> [Short problem] Pick out each line of the records that includes the string "working", and copy it.

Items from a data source
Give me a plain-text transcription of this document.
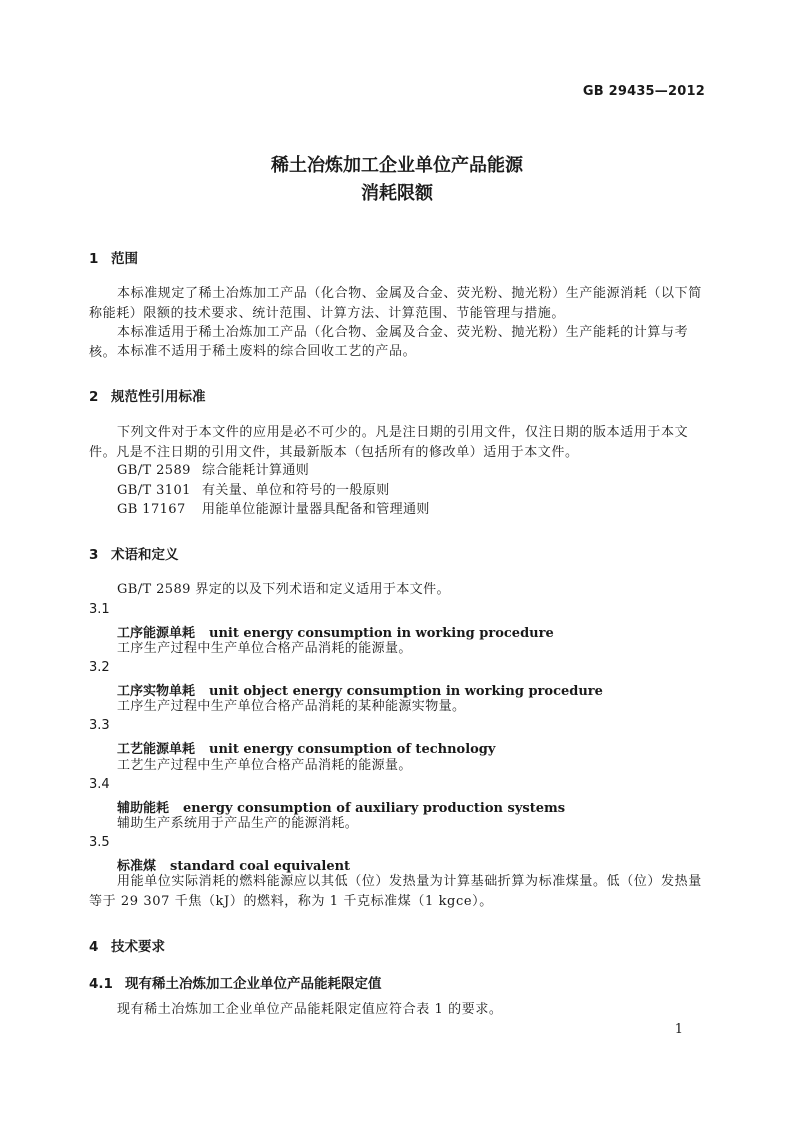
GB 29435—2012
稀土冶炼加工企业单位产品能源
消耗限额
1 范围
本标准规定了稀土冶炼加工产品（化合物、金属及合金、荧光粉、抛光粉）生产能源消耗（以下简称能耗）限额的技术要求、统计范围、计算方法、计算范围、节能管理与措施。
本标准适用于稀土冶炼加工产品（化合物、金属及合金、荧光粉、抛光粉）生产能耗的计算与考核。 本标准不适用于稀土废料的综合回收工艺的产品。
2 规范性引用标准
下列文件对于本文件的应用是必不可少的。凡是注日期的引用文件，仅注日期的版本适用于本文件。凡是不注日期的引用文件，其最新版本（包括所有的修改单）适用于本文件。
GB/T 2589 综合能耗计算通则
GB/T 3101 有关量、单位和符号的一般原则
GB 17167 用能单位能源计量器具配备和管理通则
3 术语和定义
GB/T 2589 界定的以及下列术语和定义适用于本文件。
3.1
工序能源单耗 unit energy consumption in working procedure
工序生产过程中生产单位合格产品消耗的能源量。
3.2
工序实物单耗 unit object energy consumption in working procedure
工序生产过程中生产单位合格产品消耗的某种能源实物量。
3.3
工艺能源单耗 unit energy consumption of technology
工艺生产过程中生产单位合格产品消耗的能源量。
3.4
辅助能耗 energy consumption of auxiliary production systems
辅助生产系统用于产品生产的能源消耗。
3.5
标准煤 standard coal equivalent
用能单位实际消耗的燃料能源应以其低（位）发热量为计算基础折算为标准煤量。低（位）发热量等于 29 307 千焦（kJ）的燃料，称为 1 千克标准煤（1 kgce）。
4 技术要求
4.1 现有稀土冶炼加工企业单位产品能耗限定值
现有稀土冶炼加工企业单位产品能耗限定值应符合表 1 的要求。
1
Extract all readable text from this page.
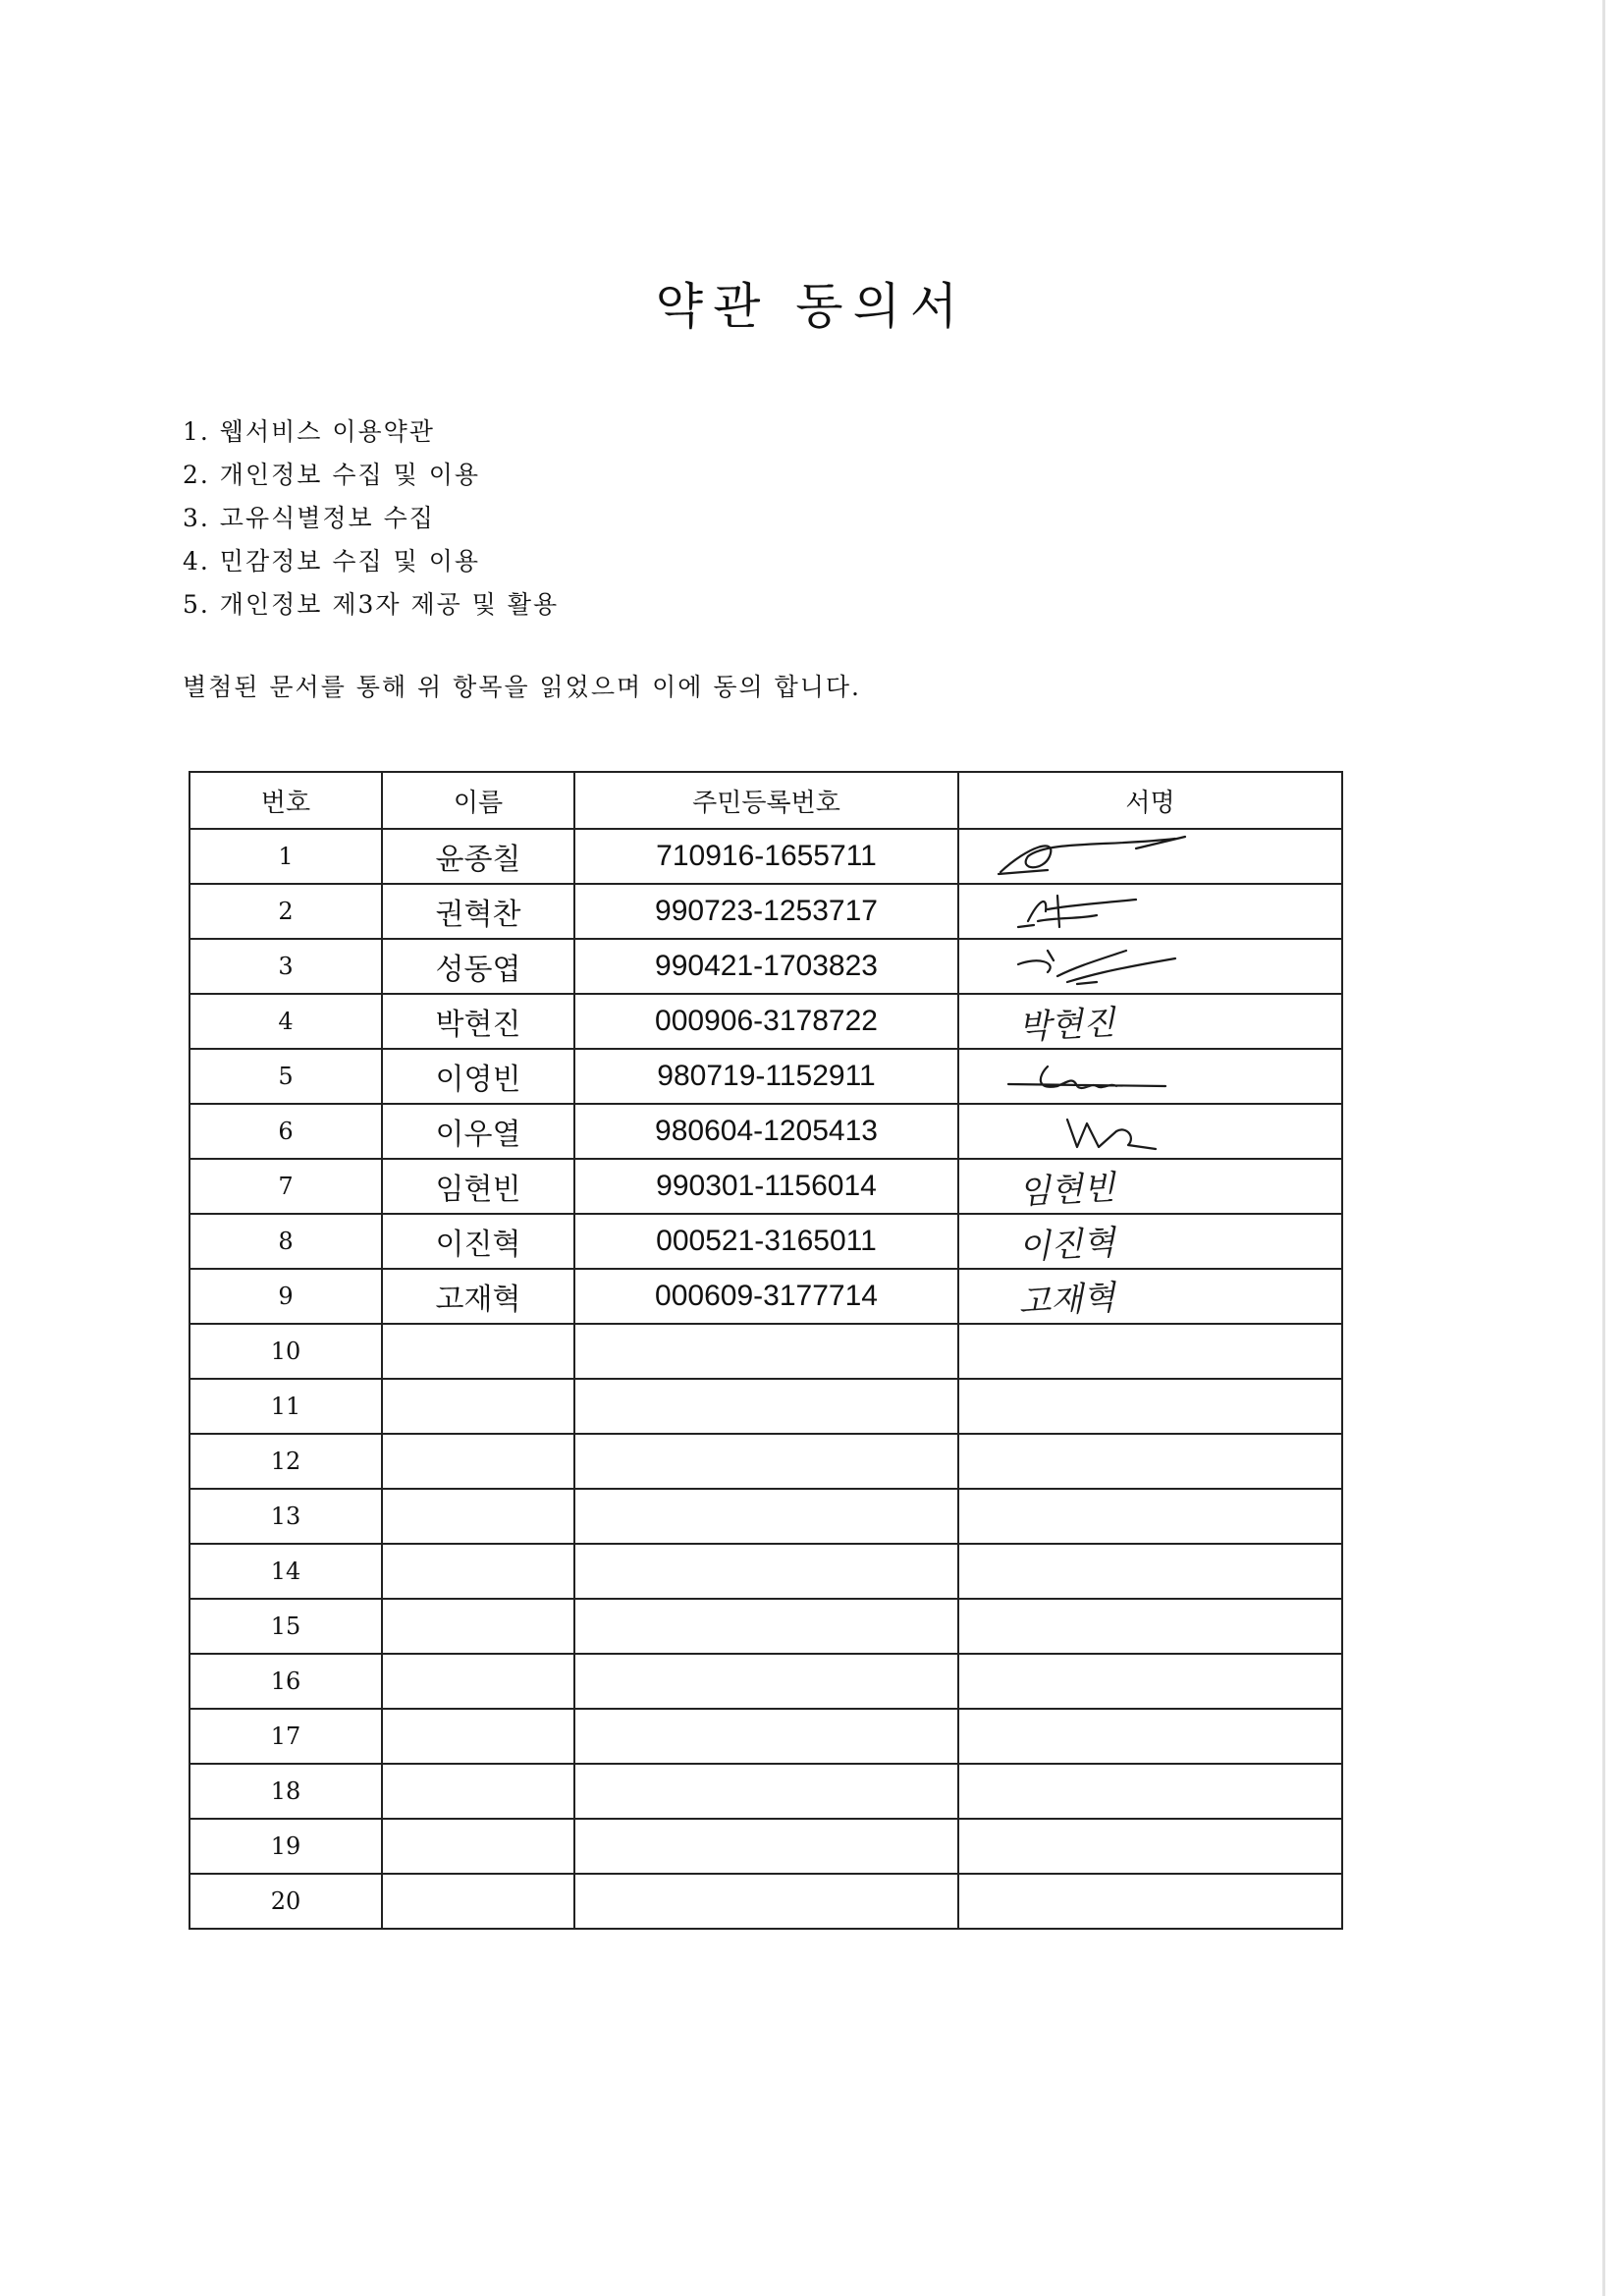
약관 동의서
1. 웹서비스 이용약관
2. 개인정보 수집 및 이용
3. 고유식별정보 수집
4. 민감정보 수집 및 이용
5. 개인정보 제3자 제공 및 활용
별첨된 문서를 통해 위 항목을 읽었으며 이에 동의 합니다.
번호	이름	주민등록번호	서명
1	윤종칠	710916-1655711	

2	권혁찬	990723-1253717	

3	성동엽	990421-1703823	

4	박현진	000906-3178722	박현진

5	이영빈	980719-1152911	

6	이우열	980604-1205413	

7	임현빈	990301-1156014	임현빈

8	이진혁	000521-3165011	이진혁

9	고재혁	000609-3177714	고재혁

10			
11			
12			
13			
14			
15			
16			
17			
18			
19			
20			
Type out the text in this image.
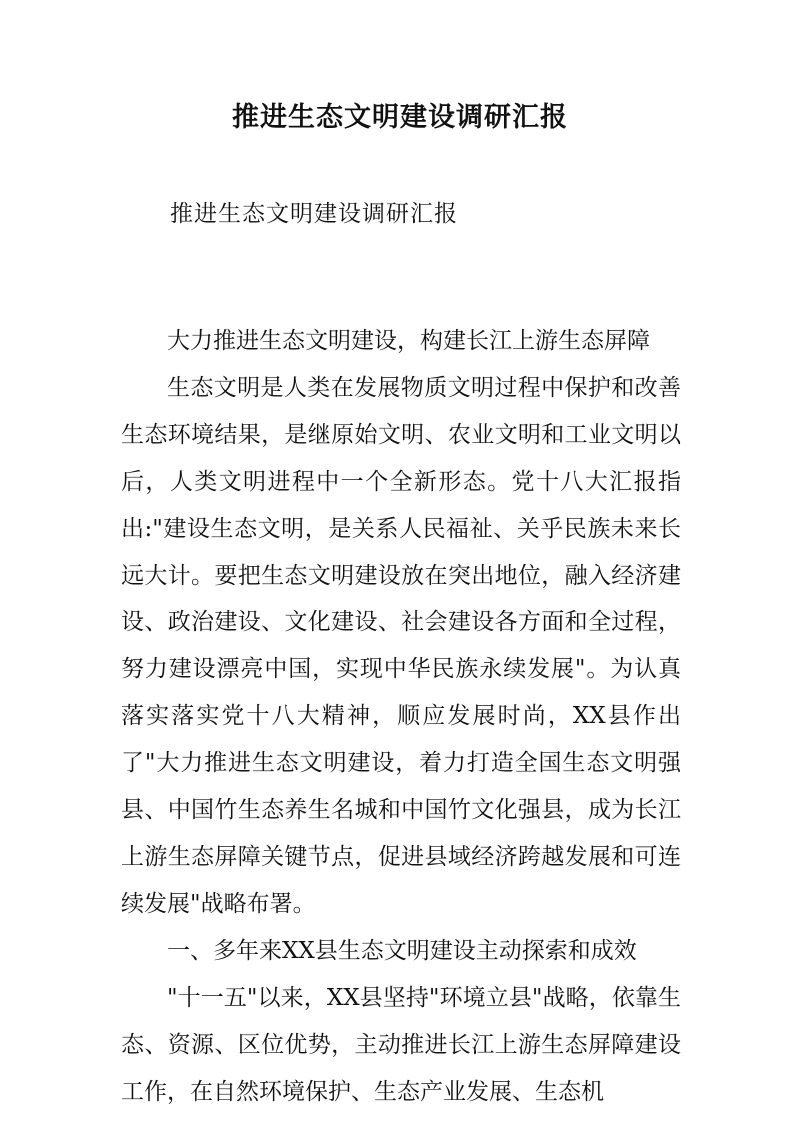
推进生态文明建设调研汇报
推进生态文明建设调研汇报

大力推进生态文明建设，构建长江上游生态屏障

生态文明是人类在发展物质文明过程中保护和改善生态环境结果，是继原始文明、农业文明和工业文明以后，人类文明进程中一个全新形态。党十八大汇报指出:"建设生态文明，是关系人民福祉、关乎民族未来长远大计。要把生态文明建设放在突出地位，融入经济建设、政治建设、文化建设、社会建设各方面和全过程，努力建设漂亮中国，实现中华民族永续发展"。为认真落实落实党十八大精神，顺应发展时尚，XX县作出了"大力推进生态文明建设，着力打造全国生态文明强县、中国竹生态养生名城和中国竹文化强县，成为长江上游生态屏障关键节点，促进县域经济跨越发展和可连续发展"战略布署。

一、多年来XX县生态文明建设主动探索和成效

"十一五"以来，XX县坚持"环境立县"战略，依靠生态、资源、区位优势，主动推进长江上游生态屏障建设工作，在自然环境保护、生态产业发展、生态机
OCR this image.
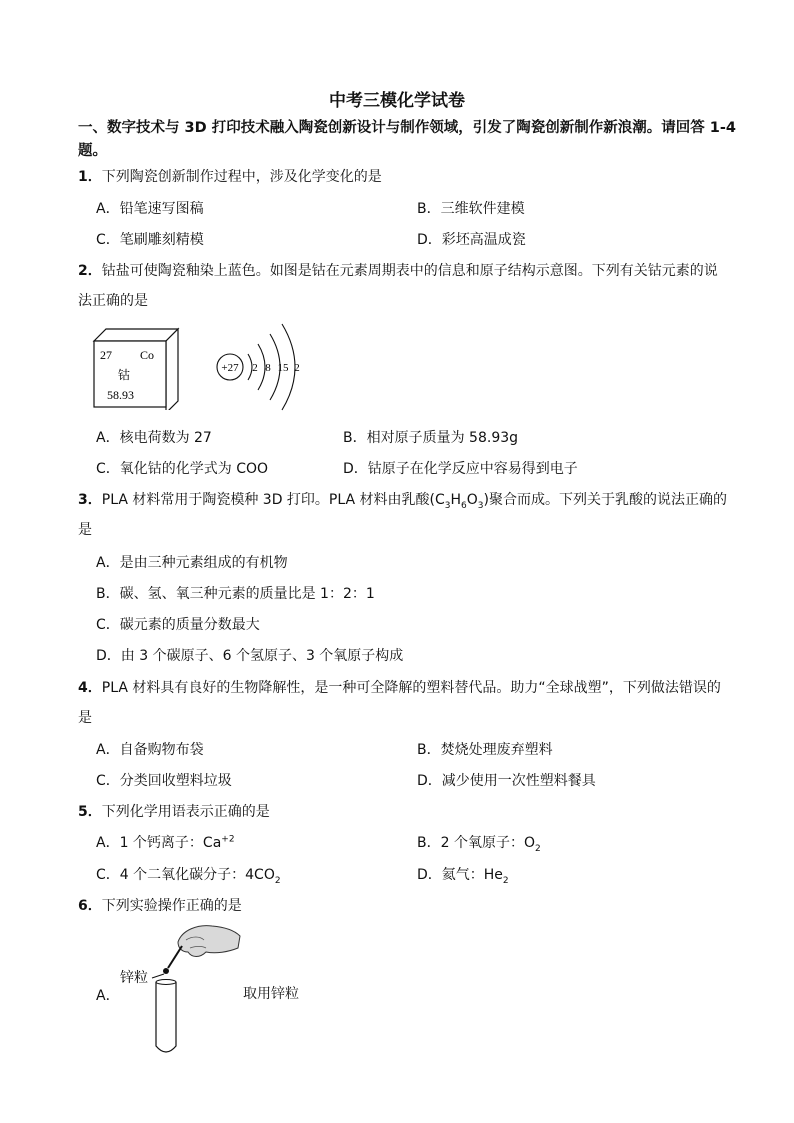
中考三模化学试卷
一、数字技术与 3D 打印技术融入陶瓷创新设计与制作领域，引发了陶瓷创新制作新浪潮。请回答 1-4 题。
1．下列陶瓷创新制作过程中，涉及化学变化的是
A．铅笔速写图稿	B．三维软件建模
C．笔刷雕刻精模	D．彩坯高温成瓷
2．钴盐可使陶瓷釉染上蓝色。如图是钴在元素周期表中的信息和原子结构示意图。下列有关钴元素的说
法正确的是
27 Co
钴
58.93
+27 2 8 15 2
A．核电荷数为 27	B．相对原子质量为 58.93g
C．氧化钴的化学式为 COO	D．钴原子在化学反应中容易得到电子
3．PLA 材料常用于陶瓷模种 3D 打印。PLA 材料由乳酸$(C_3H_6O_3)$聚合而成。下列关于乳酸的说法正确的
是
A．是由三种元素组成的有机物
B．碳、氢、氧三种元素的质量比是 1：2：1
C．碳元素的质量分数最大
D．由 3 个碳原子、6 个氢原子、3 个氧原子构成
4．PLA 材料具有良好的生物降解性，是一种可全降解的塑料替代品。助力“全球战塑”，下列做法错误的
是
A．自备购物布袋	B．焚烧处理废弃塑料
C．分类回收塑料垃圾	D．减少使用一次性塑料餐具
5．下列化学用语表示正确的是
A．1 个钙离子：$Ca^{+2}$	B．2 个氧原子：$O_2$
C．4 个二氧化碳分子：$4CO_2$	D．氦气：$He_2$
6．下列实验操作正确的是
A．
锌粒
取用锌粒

> [Exercise result]
工序能源单耗 unit energy consumption in working procedure
工序实物单耗 unit object energy consumption in working procedure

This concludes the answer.